EXERCISE BRIEF
Copy out the contract passage on conditions precedent to the Seller's obligations in full, word for word.
··· SOURCE PASSAGE
Notwithstanding the foregoing, Seller shall not be responsible for any
breach of the foregoing caused by or at the direction of Buyer or any
of its stockholders.
13. Conditions Precedent to the Obligations of the Seller. All
obligations of the Seller under this Agreement are subject to the
fulfillment, at or prior to the Closing Date, of each of the following
conditions, which conditions may be waived only by the Seller:
(a) The representations and warranties of the Buyer herein
contained shall be true and correct as of the date hereof and shall
continue to be true and correct as of the Closing Date with the same
force and effect as though made as of the Closing Date except as
otherwise contemplated by this Agreement and for any representations
and warranties that speak as of a specific date.
(b) The Buyer shall have performed or complied with all the
obligations, agreements and covenants of the Buyer herein contained to
be performed by it prior to or as of the Closing Date.
(c) The Buyer shall have delivered to the Seller the items
set forth in Section 8(b).
(d) No action, suit or proceeding by or before any court or
any governmental or regulatory authority shall have been commenced, and
no investigation by any governmental or regulatory authority shall have
been commenced, seeking to restrain, prevent or change the transactions
contemplated hereby or seeking judgments against the Buyer awarding
substantial damages which would materially impact the transactions
contemplated hereby;
(e) The Buyer and Seller shall have entered into the lease
contemplated by Section 14(e) hereof on terms reasonably acceptable to
Seller.
······
··· PROVIDED DATA
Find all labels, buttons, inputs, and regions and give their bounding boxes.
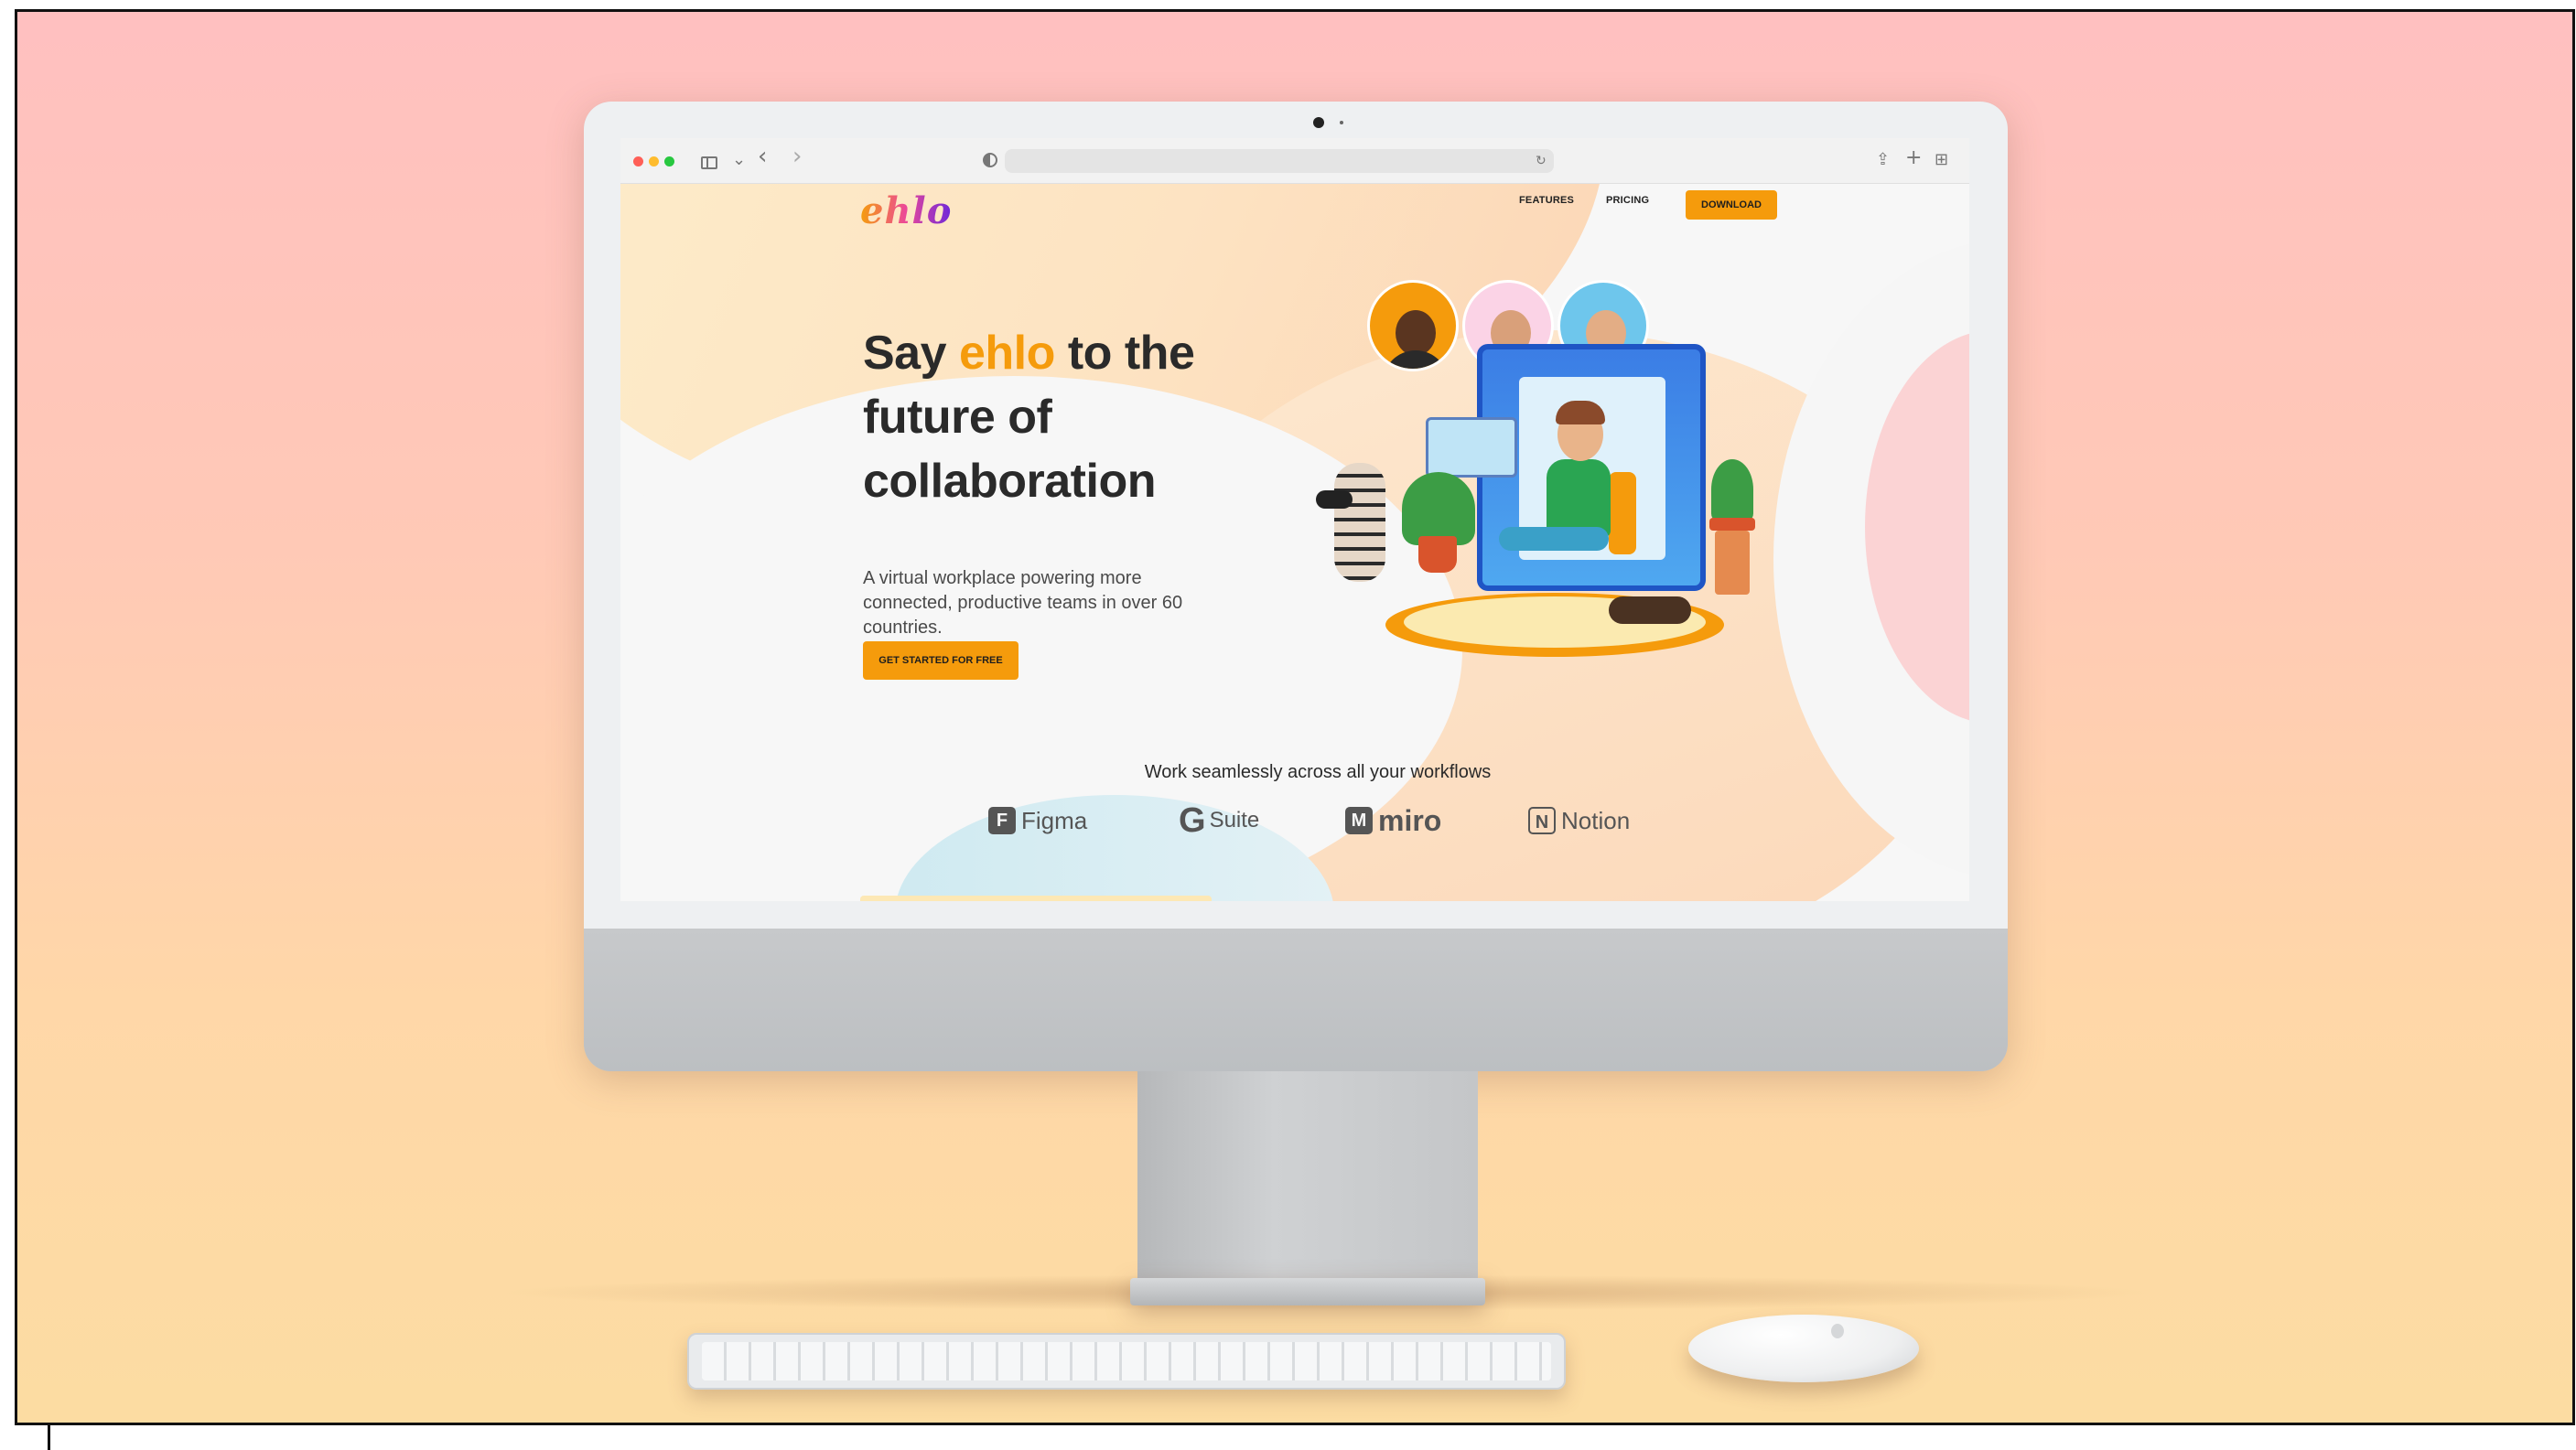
······
SOLUTION TO THE EXERCISE
Notwithstanding the foregoing, Seller shall not be responsible for any
breach of the foregoing caused by or at the direction of Buyer or any
of its stockholders.
13. Conditions Precedent to the Obligations of the Seller. All
obligations of the Seller under this Agreement are subject to the
fulfillment, at or prior to the Closing Date, of each of the following
conditions, which conditions may be waived only by the Seller:
(a) The representations and warranties of the Buyer herein
contained shall be true and correct as of the date hereof and shall
continue to be true and correct as of the Closing Date with the same
force and effect as though made as of the Closing Date except as
otherwise contemplated by this Agreement and for any representations
and warranties that speak as of a specific date.
(b) The Buyer shall have performed or complied with all the
obligations, agreements and covenants of the Buyer herein contained to
be performed by it prior to or as of the Closing Date.
(c) The Buyer shall have delivered to the Seller the items
set forth in Section 8(b).
(d) No action, suit or proceeding by or before any court or
any governmental or regulatory authority shall have been commenced, and
no investigation by any governmental or regulatory authority shall have
been commenced, seeking to restrain, prevent or change the transactions
contemplated hereby or seeking judgments against the Buyer awarding
substantial damages which would materially impact the transactions
contemplated hereby;
(e) The Buyer and Seller shall have entered into the lease
contemplated by Section 14(e) hereof on terms reasonably acceptable to
Seller.